Reproduce the data exactly and drop any pictures it holds.

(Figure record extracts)
[start]
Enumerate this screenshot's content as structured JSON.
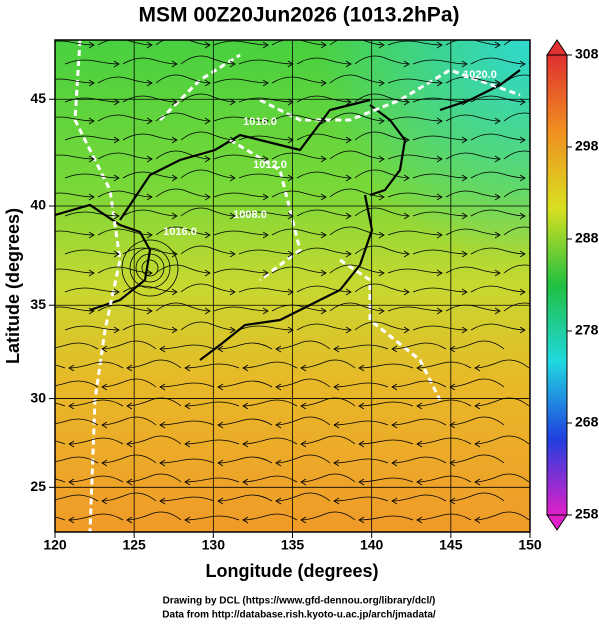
{
  "chart_data": {
    "type": "map",
    "title": "MSM 00Z20Jun2026 (1013.2hPa)",
    "xlabel": "Longitude (degrees)",
    "ylabel": "Latitude  (degrees)",
    "xlim": [
      120,
      150
    ],
    "xticks": [
      120,
      125,
      130,
      135,
      140,
      145,
      150
    ],
    "ylim": [
      22.4,
      47.6
    ],
    "yticks": [
      25,
      30,
      35,
      40,
      45
    ],
    "projection": "mercator",
    "grid": true,
    "colorbar": {
      "lim": [
        258,
        308
      ],
      "ticks": [
        258,
        268,
        278,
        288,
        298,
        308
      ],
      "colors": [
        "#e020c8",
        "#2040e0",
        "#20d8e0",
        "#20c040",
        "#d8e020",
        "#f09020",
        "#e03030"
      ]
    },
    "contour_labels": [
      "1016.0",
      "1012.0",
      "1008.0",
      "1020.0",
      "1016.0"
    ],
    "credits": [
      "Drawing by DCL (https://www.gfd-dennou.org/library/dcl/)",
      "Data from http://database.rish.kyoto-u.ac.jp/arch/jmadata/"
    ]
  }
}
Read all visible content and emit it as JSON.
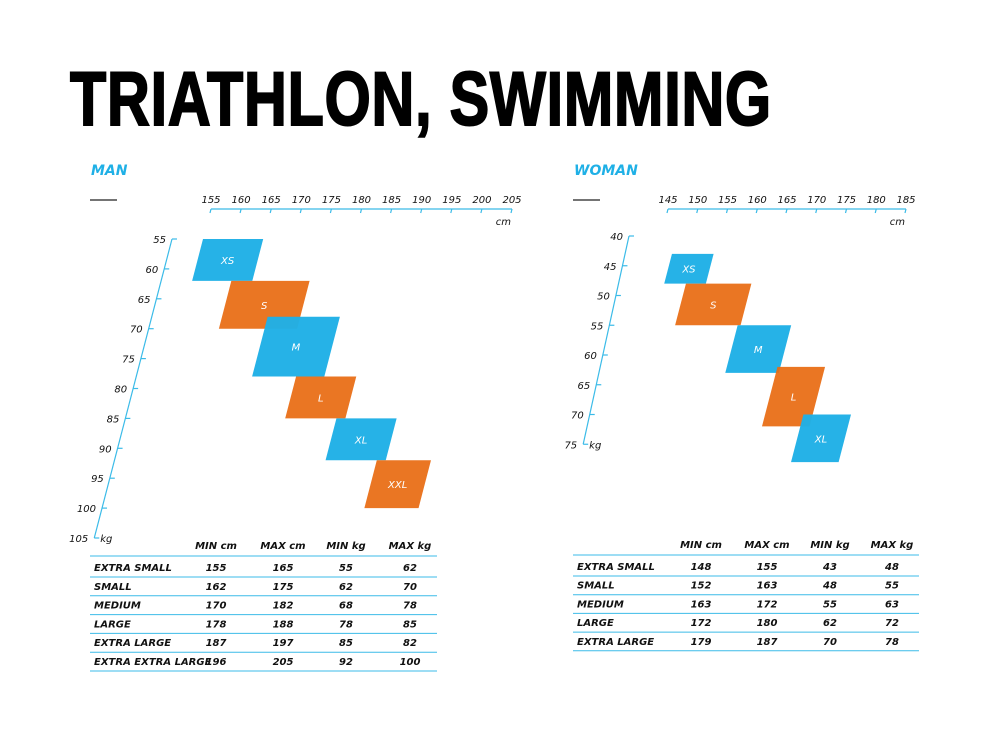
{
  "title": "TRIATHLON, SWIMMING",
  "colors": {
    "blue": "#1fb0e6",
    "orange": "#e86c12",
    "axis": "#3bbbe8"
  },
  "chart_data": [
    {
      "type": "table",
      "section": "MAN",
      "x_axis": {
        "unit": "cm",
        "ticks": [
          155,
          160,
          165,
          170,
          175,
          180,
          185,
          190,
          195,
          200,
          205
        ],
        "range": [
          155,
          205
        ]
      },
      "y_axis": {
        "unit": "kg",
        "ticks": [
          55,
          60,
          65,
          70,
          75,
          80,
          85,
          90,
          95,
          100,
          105
        ],
        "range": [
          55,
          105
        ]
      },
      "columns": [
        "MIN cm",
        "MAX cm",
        "MIN kg",
        "MAX kg"
      ],
      "rows": [
        {
          "name": "EXTRA SMALL",
          "short": "XS",
          "values": [
            155,
            165,
            55,
            62
          ],
          "color": "blue"
        },
        {
          "name": "SMALL",
          "short": "S",
          "values": [
            162,
            175,
            62,
            70
          ],
          "color": "orange"
        },
        {
          "name": "MEDIUM",
          "short": "M",
          "values": [
            170,
            182,
            68,
            78
          ],
          "color": "blue"
        },
        {
          "name": "LARGE",
          "short": "L",
          "values": [
            178,
            188,
            78,
            85
          ],
          "color": "orange"
        },
        {
          "name": "EXTRA LARGE",
          "short": "XL",
          "values": [
            187,
            197,
            85,
            82
          ],
          "color": "blue"
        },
        {
          "name": "EXTRA EXTRA LARGE",
          "short": "XXL",
          "values": [
            196,
            205,
            92,
            100
          ],
          "color": "orange"
        }
      ]
    },
    {
      "type": "table",
      "section": "WOMAN",
      "x_axis": {
        "unit": "cm",
        "ticks": [
          145,
          150,
          155,
          160,
          165,
          170,
          175,
          180,
          185
        ],
        "range": [
          145,
          185
        ]
      },
      "y_axis": {
        "unit": "kg",
        "ticks": [
          40,
          45,
          50,
          55,
          60,
          65,
          70,
          75
        ],
        "range": [
          40,
          75
        ]
      },
      "columns": [
        "MIN cm",
        "MAX cm",
        "MIN kg",
        "MAX kg"
      ],
      "rows": [
        {
          "name": "EXTRA SMALL",
          "short": "XS",
          "values": [
            148,
            155,
            43,
            48
          ],
          "color": "blue"
        },
        {
          "name": "SMALL",
          "short": "S",
          "values": [
            152,
            163,
            48,
            55
          ],
          "color": "orange"
        },
        {
          "name": "MEDIUM",
          "short": "M",
          "values": [
            163,
            172,
            55,
            63
          ],
          "color": "blue"
        },
        {
          "name": "LARGE",
          "short": "L",
          "values": [
            172,
            180,
            62,
            72
          ],
          "color": "orange"
        },
        {
          "name": "EXTRA LARGE",
          "short": "XL",
          "values": [
            179,
            187,
            70,
            78
          ],
          "color": "blue"
        }
      ]
    }
  ]
}
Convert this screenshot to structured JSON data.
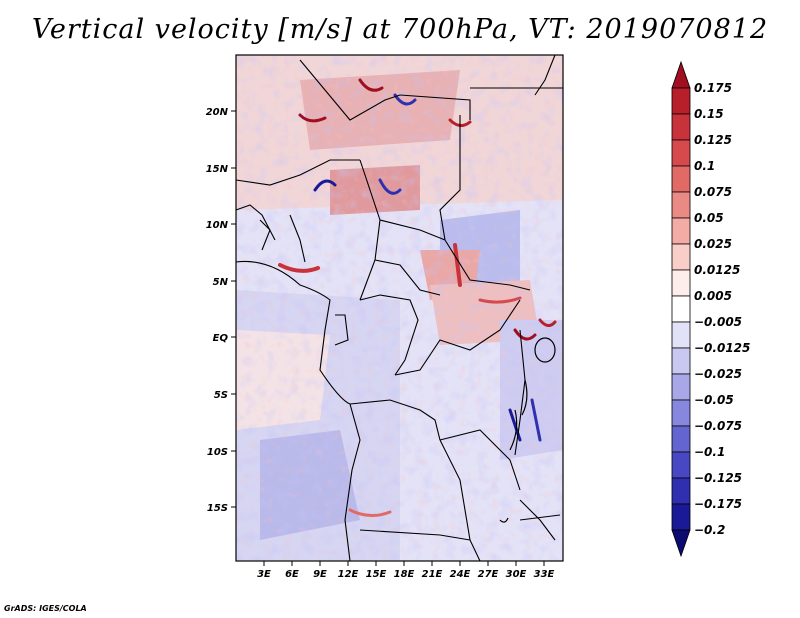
{
  "title": "Vertical velocity [m/s] at 700hPa, VT: 2019070812",
  "credit": "GrADS: IGES/COLA",
  "axes": {
    "lon_labels": [
      "3E",
      "6E",
      "9E",
      "12E",
      "15E",
      "18E",
      "21E",
      "24E",
      "27E",
      "30E",
      "33E"
    ],
    "lat_labels": [
      "20N",
      "15N",
      "10N",
      "5N",
      "EQ",
      "5S",
      "10S",
      "15S"
    ]
  },
  "colorbar": {
    "levels": [
      "0.175",
      "0.15",
      "0.125",
      "0.1",
      "0.075",
      "0.05",
      "0.025",
      "0.0125",
      "0.005",
      "-0.005",
      "-0.0125",
      "-0.025",
      "-0.05",
      "-0.075",
      "-0.1",
      "-0.125",
      "-0.175",
      "-0.2"
    ],
    "colors": [
      "#a00e1f",
      "#b71f2b",
      "#c8323b",
      "#d64a4d",
      "#e06a66",
      "#e98a84",
      "#f3aba5",
      "#f9cec9",
      "#fdeeeb",
      "#ffffff",
      "#e1e1f7",
      "#c8c8f0",
      "#a8a8e8",
      "#8787de",
      "#6565d1",
      "#4848c3",
      "#2f2fb0",
      "#1a1a96",
      "#0b0b72"
    ]
  },
  "legend": {
    "positive": "rising motion shaded red",
    "negative": "sinking motion shaded blue"
  }
}
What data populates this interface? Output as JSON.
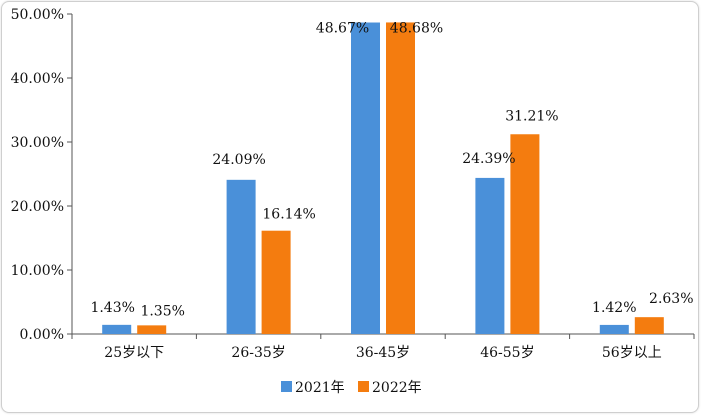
{
  "chart_data": {
    "type": "bar",
    "title": "",
    "xlabel": "",
    "ylabel": "",
    "categories": [
      "25岁以下",
      "26-35岁",
      "36-45岁",
      "46-55岁",
      "56岁以上"
    ],
    "series": [
      {
        "name": "2021年",
        "color": "#4a90d9",
        "values": [
          1.43,
          24.09,
          48.67,
          24.39,
          1.42
        ],
        "labels": [
          "1.43%",
          "24.09%",
          "48.67%",
          "24.39%",
          "1.42%"
        ]
      },
      {
        "name": "2022年",
        "color": "#f47c0f",
        "values": [
          1.35,
          16.14,
          48.68,
          31.21,
          2.63
        ],
        "labels": [
          "1.35%",
          "16.14%",
          "48.68%",
          "31.21%",
          "2.63%"
        ]
      }
    ],
    "ylim": [
      0,
      50
    ],
    "yticks": [
      0,
      10,
      20,
      30,
      40,
      50
    ],
    "ytick_labels": [
      "0.00%",
      "10.00%",
      "20.00%",
      "30.00%",
      "40.00%",
      "50.00%"
    ],
    "grid": false,
    "legend_position": "bottom-center"
  }
}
[end]
### Response to the task
Enumerate this screenshot's content as structured JSON.
{
  "chart_data": {
    "type": "map",
    "title": "MSM 00Z20Jun2026 (1013.2hPa)",
    "xlabel": "Longitude (degrees)",
    "ylabel": "Latitude  (degrees)",
    "xlim": [
      120,
      150
    ],
    "xticks": [
      120,
      125,
      130,
      135,
      140,
      145,
      150
    ],
    "ylim": [
      22.4,
      47.6
    ],
    "yticks": [
      25,
      30,
      35,
      40,
      45
    ],
    "projection": "mercator",
    "grid": true,
    "colorbar": {
      "lim": [
        258,
        308
      ],
      "ticks": [
        258,
        268,
        278,
        288,
        298,
        308
      ],
      "colors": [
        "#e020c8",
        "#2040e0",
        "#20d8e0",
        "#20c040",
        "#d8e020",
        "#f09020",
        "#e03030"
      ]
    },
    "contour_labels": [
      "1016.0",
      "1012.0",
      "1008.0",
      "1020.0",
      "1016.0"
    ],
    "credits": [
      "Drawing by DCL (https://www.gfd-dennou.org/library/dcl/)",
      "Data from http://database.rish.kyoto-u.ac.jp/arch/jmadata/"
    ]
  }
}
Read all visible content and emit it as JSON.
{
  "title": "TRIATHLON, SWIMMING",
  "colors": {
    "blue": "#1fb0e6",
    "orange": "#e86c12",
    "axis": "#3bbbe8"
  },
  "chart_data": [
    {
      "type": "table",
      "section": "MAN",
      "x_axis": {
        "unit": "cm",
        "ticks": [
          155,
          160,
          165,
          170,
          175,
          180,
          185,
          190,
          195,
          200,
          205
        ],
        "range": [
          155,
          205
        ]
      },
      "y_axis": {
        "unit": "kg",
        "ticks": [
          55,
          60,
          65,
          70,
          75,
          80,
          85,
          90,
          95,
          100,
          105
        ],
        "range": [
          55,
          105
        ]
      },
      "columns": [
        "MIN cm",
        "MAX cm",
        "MIN kg",
        "MAX kg"
      ],
      "rows": [
        {
          "name": "EXTRA SMALL",
          "short": "XS",
          "values": [
            155,
            165,
            55,
            62
          ],
          "color": "blue"
        },
        {
          "name": "SMALL",
          "short": "S",
          "values": [
            162,
            175,
            62,
            70
          ],
          "color": "orange"
        },
        {
          "name": "MEDIUM",
          "short": "M",
          "values": [
            170,
            182,
            68,
            78
          ],
          "color": "blue"
        },
        {
          "name": "LARGE",
          "short": "L",
          "values": [
            178,
            188,
            78,
            85
          ],
          "color": "orange"
        },
        {
          "name": "EXTRA LARGE",
          "short": "XL",
          "values": [
            187,
            197,
            85,
            82
          ],
          "color": "blue"
        },
        {
          "name": "EXTRA EXTRA LARGE",
          "short": "XXL",
          "values": [
            196,
            205,
            92,
            100
          ],
          "color": "orange"
        }
      ]
    },
    {
      "type": "table",
      "section": "WOMAN",
      "x_axis": {
        "unit": "cm",
        "ticks": [
          145,
          150,
          155,
          160,
          165,
          170,
          175,
          180,
          185
        ],
        "range": [
          145,
          185
        ]
      },
      "y_axis": {
        "unit": "kg",
        "ticks": [
          40,
          45,
          50,
          55,
          60,
          65,
          70,
          75
        ],
        "range": [
          40,
          75
        ]
      },
      "columns": [
        "MIN cm",
        "MAX cm",
        "MIN kg",
        "MAX kg"
      ],
      "rows": [
        {
          "name": "EXTRA SMALL",
          "short": "XS",
          "values": [
            148,
            155,
            43,
            48
          ],
          "color": "blue"
        },
        {
          "name": "SMALL",
          "short": "S",
          "values": [
            152,
            163,
            48,
            55
          ],
          "color": "orange"
        },
        {
          "name": "MEDIUM",
          "short": "M",
          "values": [
            163,
            172,
            55,
            63
          ],
          "color": "blue"
        },
        {
          "name": "LARGE",
          "short": "L",
          "values": [
            172,
            180,
            62,
            72
          ],
          "color": "orange"
        },
        {
          "name": "EXTRA LARGE",
          "short": "XL",
          "values": [
            179,
            187,
            70,
            78
          ],
          "color": "blue"
        }
      ]
    }
  ]
}
Convert this screenshot to structured JSON data.
{
  "title": "Vertical velocity [m/s] at 700hPa, VT: 2019070812",
  "credit": "GrADS: IGES/COLA",
  "axes": {
    "lon_labels": [
      "3E",
      "6E",
      "9E",
      "12E",
      "15E",
      "18E",
      "21E",
      "24E",
      "27E",
      "30E",
      "33E"
    ],
    "lat_labels": [
      "20N",
      "15N",
      "10N",
      "5N",
      "EQ",
      "5S",
      "10S",
      "15S"
    ]
  },
  "colorbar": {
    "levels": [
      "0.175",
      "0.15",
      "0.125",
      "0.1",
      "0.075",
      "0.05",
      "0.025",
      "0.0125",
      "0.005",
      "-0.005",
      "-0.0125",
      "-0.025",
      "-0.05",
      "-0.075",
      "-0.1",
      "-0.125",
      "-0.175",
      "-0.2"
    ],
    "colors": [
      "#a00e1f",
      "#b71f2b",
      "#c8323b",
      "#d64a4d",
      "#e06a66",
      "#e98a84",
      "#f3aba5",
      "#f9cec9",
      "#fdeeeb",
      "#ffffff",
      "#e1e1f7",
      "#c8c8f0",
      "#a8a8e8",
      "#8787de",
      "#6565d1",
      "#4848c3",
      "#2f2fb0",
      "#1a1a96",
      "#0b0b72"
    ]
  },
  "legend": {
    "positive": "rising motion shaded red",
    "negative": "sinking motion shaded blue"
  }
}
What data populates this interface? Output as JSON.
{
  "chart_data": {
    "type": "bar",
    "title": "",
    "xlabel": "",
    "ylabel": "",
    "categories": [
      "25岁以下",
      "26-35岁",
      "36-45岁",
      "46-55岁",
      "56岁以上"
    ],
    "series": [
      {
        "name": "2021年",
        "color": "#4a90d9",
        "values": [
          1.43,
          24.09,
          48.67,
          24.39,
          1.42
        ],
        "labels": [
          "1.43%",
          "24.09%",
          "48.67%",
          "24.39%",
          "1.42%"
        ]
      },
      {
        "name": "2022年",
        "color": "#f47c0f",
        "values": [
          1.35,
          16.14,
          48.68,
          31.21,
          2.63
        ],
        "labels": [
          "1.35%",
          "16.14%",
          "48.68%",
          "31.21%",
          "2.63%"
        ]
      }
    ],
    "ylim": [
      0,
      50
    ],
    "yticks": [
      0,
      10,
      20,
      30,
      40,
      50
    ],
    "ytick_labels": [
      "0.00%",
      "10.00%",
      "20.00%",
      "30.00%",
      "40.00%",
      "50.00%"
    ],
    "grid": false,
    "legend_position": "bottom-center"
  }
}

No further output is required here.